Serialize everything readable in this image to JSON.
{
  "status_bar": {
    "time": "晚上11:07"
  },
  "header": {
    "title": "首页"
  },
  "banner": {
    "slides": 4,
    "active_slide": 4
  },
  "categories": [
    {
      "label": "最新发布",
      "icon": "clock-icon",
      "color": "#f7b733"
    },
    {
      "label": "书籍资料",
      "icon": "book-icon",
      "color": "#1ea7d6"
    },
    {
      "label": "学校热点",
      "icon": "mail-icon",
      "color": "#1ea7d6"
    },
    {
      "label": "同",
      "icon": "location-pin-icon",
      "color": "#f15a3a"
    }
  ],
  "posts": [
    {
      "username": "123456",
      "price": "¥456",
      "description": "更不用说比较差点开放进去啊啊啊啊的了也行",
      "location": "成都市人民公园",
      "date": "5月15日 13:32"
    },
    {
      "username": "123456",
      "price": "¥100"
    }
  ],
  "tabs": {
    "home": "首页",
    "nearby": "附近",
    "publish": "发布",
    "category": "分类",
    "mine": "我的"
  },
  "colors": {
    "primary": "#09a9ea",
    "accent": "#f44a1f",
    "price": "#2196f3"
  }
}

What you need to do
Tally up the lines of the listing containing the word "location". Give only the total.

Answer
2